**What is asked:** Give the data below again exactly as written, without its pictures.

**Items:**

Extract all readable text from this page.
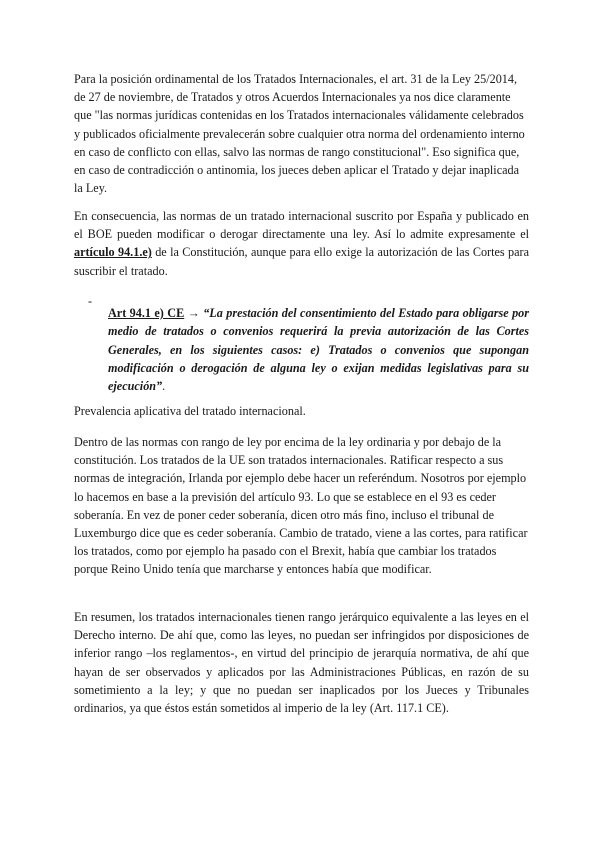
Para la posición ordinamental de los Tratados Internacionales, el art. 31 de la Ley 25/2014, de 27 de noviembre, de Tratados y otros Acuerdos Internacionales ya nos dice claramente que "las normas jurídicas contenidas en los Tratados internacionales válidamente celebrados y publicados oficialmente prevalecerán sobre cualquier otra norma del ordenamiento interno en caso de conflicto con ellas, salvo las normas de rango constitucional". Eso significa que, en caso de contradicción o antinomia, los jueces deben aplicar el Tratado y dejar inaplicada la Ley.

En consecuencia, las normas de un tratado internacional suscrito por España y publicado en el BOE pueden modificar o derogar directamente una ley. Así lo admite expresamente el artículo 94.1.e) de la Constitución, aunque para ello exige la autorización de las Cortes para suscribir el tratado.

-

Art 94.1 e) CE → “La prestación del consentimiento del Estado para obligarse por medio de tratados o convenios requerirá la previa autorización de las Cortes Generales, en los siguientes casos: e) Tratados o convenios que supongan modificación o derogación de alguna ley o exijan medidas legislativas para su ejecución”.

Prevalencia aplicativa del tratado internacional.

Dentro de las normas con rango de ley por encima de la ley ordinaria y por debajo de la constitución. Los tratados de la UE son tratados internacionales. Ratificar respecto a sus normas de integración, Irlanda por ejemplo debe hacer un referéndum. Nosotros por ejemplo lo hacemos en base a la previsión del artículo 93. Lo que se establece en el 93 es ceder soberanía. En vez de poner ceder soberanía, dicen otro más fino, incluso el tribunal de Luxemburgo dice que es ceder soberanía. Cambio de tratado, viene a las cortes, para ratificar los tratados, como por ejemplo ha pasado con el Brexit, había que cambiar los tratados porque Reino Unido tenía que marcharse y entonces había que modificar.

En resumen, los tratados internacionales tienen rango jerárquico equivalente a las leyes en el Derecho interno. De ahí que, como las leyes, no puedan ser infringidos por disposiciones de inferior rango –los reglamentos-, en virtud del principio de jerarquía normativa, de ahí que hayan de ser observados y aplicados por las Administraciones Públicas, en razón de su sometimiento a la ley; y que no puedan ser inaplicados por los Jueces y Tribunales ordinarios, ya que éstos están sometidos al imperio de la ley (Art. 117.1 CE).
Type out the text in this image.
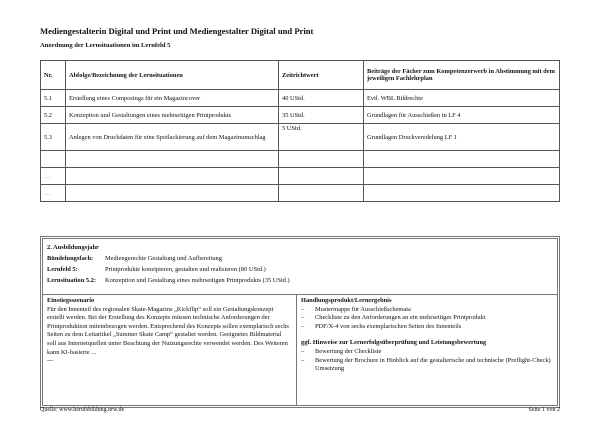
Mediengestalterin Digital und Print und Mediengestalter Digital und Print
Anordnung der Lernsituationen im Lernfeld 5
Nr.	Abfolge/Bezeichnung der Lernsituationen	Zeitrichtwert	Beiträge der Fächer zum Kompetenzerwerb in Abstimmung mit dem jeweiligen Fachlehrplan
5.1	Erstellung eines Composings für ein Magazincover	40 UStd.	Evtl. WBL Bildrechte
5.2	Konzeption und Gestaltungen eines mehrseitigen Printprodukts	35 UStd.	Grundlagen für Ausschießen in LF 4
5.3	Anlegen von Druckdaten für eine Spotlackierung auf dem Magazinumschlag	5 UStd.	Grundlagen Druckveredelung LF 1

…			
…			
2. Ausbildungsjahr
Bündelungsfach: Mediengerechte Gestaltung und Aufbereitung
Lernfeld 5:	Printprodukte konzipieren, gestalten und realisieren (80 UStd.)
Lernsituation 5.2: Konzeption und Gestaltung eines mehrseitigen Printprodukts (35 UStd.)
Einstiegsszenario
Für den Innenteil des regionalen Skate-Magazins „Kickflip“ soll ein Gestaltungskonzept erstellt werden. Bei der Erstellung des Konzepts müssen technische Anforderungen der Printproduktion miteinbezogen werden. Entsprechend des Konzepts sollen exemplarisch sechs Seiten zu dem Leitartikel „Summer Skate Camp“ gestaltet werden. Geeignetes Bildmaterial soll aus Internetquellen unter Beachtung der Nutzungsrechte verwendet werden. Des Weiteren kann KI-basierte ...
---
Handlungsprodukt/Lernergebnis
–	Mustermappe für Ausschießschemata
–	Checkliste zu den Anforderungen an ein mehrseitiges Printprodukt
–	PDF/X-4 von sechs exemplarischen Seiten des Innenteils
ggf. Hinweise zur Lernerfolgsüberprüfung und Leistungsbewertung
–	Bewertung der Checkliste
–	Bewertung der Brochure in Hinblick auf die gestalterische und technische (Preflight-Check) Umsetzung
Quelle: www.berufsbildung.nrw.de	Seite 1 von 2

**Task solution:**
Extract all readable text from this page.
Para la posición ordinamental de los Tratados Internacionales, el art. 31 de la Ley 25/2014, de 27 de noviembre, de Tratados y otros Acuerdos Internacionales ya nos dice claramente que "las normas jurídicas contenidas en los Tratados internacionales válidamente celebrados y publicados oficialmente prevalecerán sobre cualquier otra norma del ordenamiento interno en caso de conflicto con ellas, salvo las normas de rango constitucional". Eso significa que, en caso de contradicción o antinomia, los jueces deben aplicar el Tratado y dejar inaplicada la Ley.

En consecuencia, las normas de un tratado internacional suscrito por España y publicado en el BOE pueden modificar o derogar directamente una ley. Así lo admite expresamente el artículo 94.1.e) de la Constitución, aunque para ello exige la autorización de las Cortes para suscribir el tratado.

-

Art 94.1 e) CE → “La prestación del consentimiento del Estado para obligarse por medio de tratados o convenios requerirá la previa autorización de las Cortes Generales, en los siguientes casos: e) Tratados o convenios que supongan modificación o derogación de alguna ley o exijan medidas legislativas para su ejecución”.

Prevalencia aplicativa del tratado internacional.

Dentro de las normas con rango de ley por encima de la ley ordinaria y por debajo de la constitución. Los tratados de la UE son tratados internacionales. Ratificar respecto a sus normas de integración, Irlanda por ejemplo debe hacer un referéndum. Nosotros por ejemplo lo hacemos en base a la previsión del artículo 93. Lo que se establece en el 93 es ceder soberanía. En vez de poner ceder soberanía, dicen otro más fino, incluso el tribunal de Luxemburgo dice que es ceder soberanía. Cambio de tratado, viene a las cortes, para ratificar los tratados, como por ejemplo ha pasado con el Brexit, había que cambiar los tratados porque Reino Unido tenía que marcharse y entonces había que modificar.

En resumen, los tratados internacionales tienen rango jerárquico equivalente a las leyes en el Derecho interno. De ahí que, como las leyes, no puedan ser infringidos por disposiciones de inferior rango –los reglamentos-, en virtud del principio de jerarquía normativa, de ahí que hayan de ser observados y aplicados por las Administraciones Públicas, en razón de su sometimiento a la ley; y que no puedan ser inaplicados por los Jueces y Tribunales ordinarios, ya que éstos están sometidos al imperio de la ley (Art. 117.1 CE).
Type out the text in this image.
Mediengestalterin Digital und Print und Mediengestalter Digital und Print
Anordnung der Lernsituationen im Lernfeld 5
Nr.	Abfolge/Bezeichnung der Lernsituationen	Zeitrichtwert	Beiträge der Fächer zum Kompetenzerwerb in Abstimmung mit dem jeweiligen Fachlehrplan
5.1	Erstellung eines Composings für ein Magazincover	40 UStd.	Evtl. WBL Bildrechte
5.2	Konzeption und Gestaltungen eines mehrseitigen Printprodukts	35 UStd.	Grundlagen für Ausschießen in LF 4
5.3	Anlegen von Druckdaten für eine Spotlackierung auf dem Magazinumschlag	5 UStd.	Grundlagen Druckveredelung LF 1

…			
…			
2. Ausbildungsjahr
Bündelungsfach: Mediengerechte Gestaltung und Aufbereitung
Lernfeld 5:	Printprodukte konzipieren, gestalten und realisieren (80 UStd.)
Lernsituation 5.2: Konzeption und Gestaltung eines mehrseitigen Printprodukts (35 UStd.)
Einstiegsszenario
Für den Innenteil des regionalen Skate-Magazins „Kickflip“ soll ein Gestaltungskonzept erstellt werden. Bei der Erstellung des Konzepts müssen technische Anforderungen der Printproduktion miteinbezogen werden. Entsprechend des Konzepts sollen exemplarisch sechs Seiten zu dem Leitartikel „Summer Skate Camp“ gestaltet werden. Geeignetes Bildmaterial soll aus Internetquellen unter Beachtung der Nutzungsrechte verwendet werden. Des Weiteren kann KI-basierte ...
---
Handlungsprodukt/Lernergebnis
–	Mustermappe für Ausschießschemata
–	Checkliste zu den Anforderungen an ein mehrseitiges Printprodukt
–	PDF/X-4 von sechs exemplarischen Seiten des Innenteils
ggf. Hinweise zur Lernerfolgsüberprüfung und Leistungsbewertung
–	Bewertung der Checkliste
–	Bewertung der Brochure in Hinblick auf die gestalterische und technische (Preflight-Check) Umsetzung
Quelle: www.berufsbildung.nrw.de	Seite 1 von 2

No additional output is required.